Task instructions: In the entries below, find every line with "钩治的方向为" and copy it.

Provided material:
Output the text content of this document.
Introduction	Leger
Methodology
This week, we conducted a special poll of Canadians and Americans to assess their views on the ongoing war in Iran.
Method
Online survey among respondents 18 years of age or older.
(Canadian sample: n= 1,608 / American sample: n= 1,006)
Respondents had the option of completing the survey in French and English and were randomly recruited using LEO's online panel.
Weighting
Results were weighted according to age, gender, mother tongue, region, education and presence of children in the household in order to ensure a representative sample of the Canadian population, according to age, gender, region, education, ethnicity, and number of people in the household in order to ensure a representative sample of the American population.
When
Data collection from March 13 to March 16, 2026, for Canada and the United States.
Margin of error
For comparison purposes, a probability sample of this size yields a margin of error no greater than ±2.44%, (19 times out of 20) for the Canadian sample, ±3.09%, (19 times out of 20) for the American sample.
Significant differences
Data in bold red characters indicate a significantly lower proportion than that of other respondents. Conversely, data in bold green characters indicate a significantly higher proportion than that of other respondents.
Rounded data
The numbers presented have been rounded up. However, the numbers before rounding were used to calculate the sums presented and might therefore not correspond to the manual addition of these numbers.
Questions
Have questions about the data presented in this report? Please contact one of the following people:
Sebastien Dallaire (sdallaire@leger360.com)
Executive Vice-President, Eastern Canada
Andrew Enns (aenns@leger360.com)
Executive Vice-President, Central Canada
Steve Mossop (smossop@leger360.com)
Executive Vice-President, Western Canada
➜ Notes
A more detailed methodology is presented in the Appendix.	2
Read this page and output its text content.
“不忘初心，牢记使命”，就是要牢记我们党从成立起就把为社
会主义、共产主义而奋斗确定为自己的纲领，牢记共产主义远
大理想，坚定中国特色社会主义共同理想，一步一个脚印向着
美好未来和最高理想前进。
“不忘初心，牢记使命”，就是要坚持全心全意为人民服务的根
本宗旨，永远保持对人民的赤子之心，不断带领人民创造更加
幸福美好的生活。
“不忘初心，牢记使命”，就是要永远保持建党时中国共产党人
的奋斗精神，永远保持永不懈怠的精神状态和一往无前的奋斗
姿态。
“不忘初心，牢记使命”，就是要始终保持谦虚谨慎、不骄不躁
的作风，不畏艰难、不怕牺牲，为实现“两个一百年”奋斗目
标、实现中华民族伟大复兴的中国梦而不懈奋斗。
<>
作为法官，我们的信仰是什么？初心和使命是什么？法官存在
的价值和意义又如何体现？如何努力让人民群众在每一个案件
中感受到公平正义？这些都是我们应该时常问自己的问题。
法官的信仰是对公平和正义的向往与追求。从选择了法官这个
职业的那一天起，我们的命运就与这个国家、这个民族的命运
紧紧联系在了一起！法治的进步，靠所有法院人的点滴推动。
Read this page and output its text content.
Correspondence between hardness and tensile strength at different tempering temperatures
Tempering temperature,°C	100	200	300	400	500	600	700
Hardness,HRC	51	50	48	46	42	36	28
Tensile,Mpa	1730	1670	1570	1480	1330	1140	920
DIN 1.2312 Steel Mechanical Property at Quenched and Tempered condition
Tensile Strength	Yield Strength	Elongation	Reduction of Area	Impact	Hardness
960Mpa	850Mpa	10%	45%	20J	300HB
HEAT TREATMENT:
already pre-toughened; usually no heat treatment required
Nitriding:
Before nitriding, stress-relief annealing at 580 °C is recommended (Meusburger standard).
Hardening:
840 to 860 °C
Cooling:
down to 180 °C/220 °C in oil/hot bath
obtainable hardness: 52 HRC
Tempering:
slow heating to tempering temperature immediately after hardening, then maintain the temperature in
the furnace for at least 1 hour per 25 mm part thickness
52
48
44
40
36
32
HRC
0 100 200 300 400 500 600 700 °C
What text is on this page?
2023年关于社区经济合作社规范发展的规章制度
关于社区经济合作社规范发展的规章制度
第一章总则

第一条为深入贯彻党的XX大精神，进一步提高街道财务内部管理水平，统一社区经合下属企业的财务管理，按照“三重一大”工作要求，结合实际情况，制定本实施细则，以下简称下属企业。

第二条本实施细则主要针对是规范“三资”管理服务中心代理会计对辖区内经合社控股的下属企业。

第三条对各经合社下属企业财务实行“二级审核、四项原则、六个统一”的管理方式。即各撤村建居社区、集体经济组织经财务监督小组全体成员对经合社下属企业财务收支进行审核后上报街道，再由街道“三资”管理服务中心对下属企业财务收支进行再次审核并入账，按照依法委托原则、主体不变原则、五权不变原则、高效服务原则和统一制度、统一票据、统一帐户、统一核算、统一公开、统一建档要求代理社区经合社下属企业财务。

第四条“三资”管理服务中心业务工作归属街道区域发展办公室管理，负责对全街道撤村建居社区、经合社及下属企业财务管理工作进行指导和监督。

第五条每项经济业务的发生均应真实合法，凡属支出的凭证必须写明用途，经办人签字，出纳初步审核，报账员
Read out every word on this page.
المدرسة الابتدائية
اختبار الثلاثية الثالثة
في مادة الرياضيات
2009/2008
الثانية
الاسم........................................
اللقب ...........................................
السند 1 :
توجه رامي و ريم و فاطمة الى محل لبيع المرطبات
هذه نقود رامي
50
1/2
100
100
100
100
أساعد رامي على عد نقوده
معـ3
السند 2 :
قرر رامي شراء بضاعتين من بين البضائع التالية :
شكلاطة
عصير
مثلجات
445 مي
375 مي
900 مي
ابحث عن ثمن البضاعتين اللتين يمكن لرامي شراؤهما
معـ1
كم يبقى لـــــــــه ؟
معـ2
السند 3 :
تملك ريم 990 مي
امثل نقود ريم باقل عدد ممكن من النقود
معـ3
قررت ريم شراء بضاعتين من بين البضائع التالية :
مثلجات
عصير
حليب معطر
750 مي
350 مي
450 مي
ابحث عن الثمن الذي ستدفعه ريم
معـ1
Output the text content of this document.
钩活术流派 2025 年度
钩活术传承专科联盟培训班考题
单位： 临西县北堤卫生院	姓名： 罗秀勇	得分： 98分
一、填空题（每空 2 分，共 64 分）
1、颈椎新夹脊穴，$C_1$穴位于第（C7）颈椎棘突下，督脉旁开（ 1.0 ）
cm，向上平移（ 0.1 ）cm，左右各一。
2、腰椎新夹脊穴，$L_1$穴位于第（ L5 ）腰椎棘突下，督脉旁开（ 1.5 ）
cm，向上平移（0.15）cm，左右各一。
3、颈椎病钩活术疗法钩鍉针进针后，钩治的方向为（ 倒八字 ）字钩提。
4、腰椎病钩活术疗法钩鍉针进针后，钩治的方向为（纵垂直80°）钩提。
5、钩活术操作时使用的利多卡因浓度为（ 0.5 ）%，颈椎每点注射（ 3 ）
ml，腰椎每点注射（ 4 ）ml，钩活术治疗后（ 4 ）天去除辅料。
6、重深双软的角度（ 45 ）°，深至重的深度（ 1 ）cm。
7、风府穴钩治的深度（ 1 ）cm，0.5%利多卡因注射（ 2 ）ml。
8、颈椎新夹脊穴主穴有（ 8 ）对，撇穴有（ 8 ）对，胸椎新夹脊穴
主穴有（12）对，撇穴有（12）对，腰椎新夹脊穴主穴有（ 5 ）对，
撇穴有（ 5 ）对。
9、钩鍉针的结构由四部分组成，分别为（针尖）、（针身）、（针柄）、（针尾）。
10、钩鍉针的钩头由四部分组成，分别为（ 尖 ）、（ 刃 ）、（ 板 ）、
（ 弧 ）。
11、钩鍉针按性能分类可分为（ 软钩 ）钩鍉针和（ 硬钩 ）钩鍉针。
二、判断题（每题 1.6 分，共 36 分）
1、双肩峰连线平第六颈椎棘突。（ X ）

Correct output:
3、颈椎病钩活术疗法钩鍉针进针后，钩治的方向为（ 倒八字 ）字钩提。
4、腰椎病钩活术疗法钩鍉针进针后，钩治的方向为（纵垂直80°）钩提。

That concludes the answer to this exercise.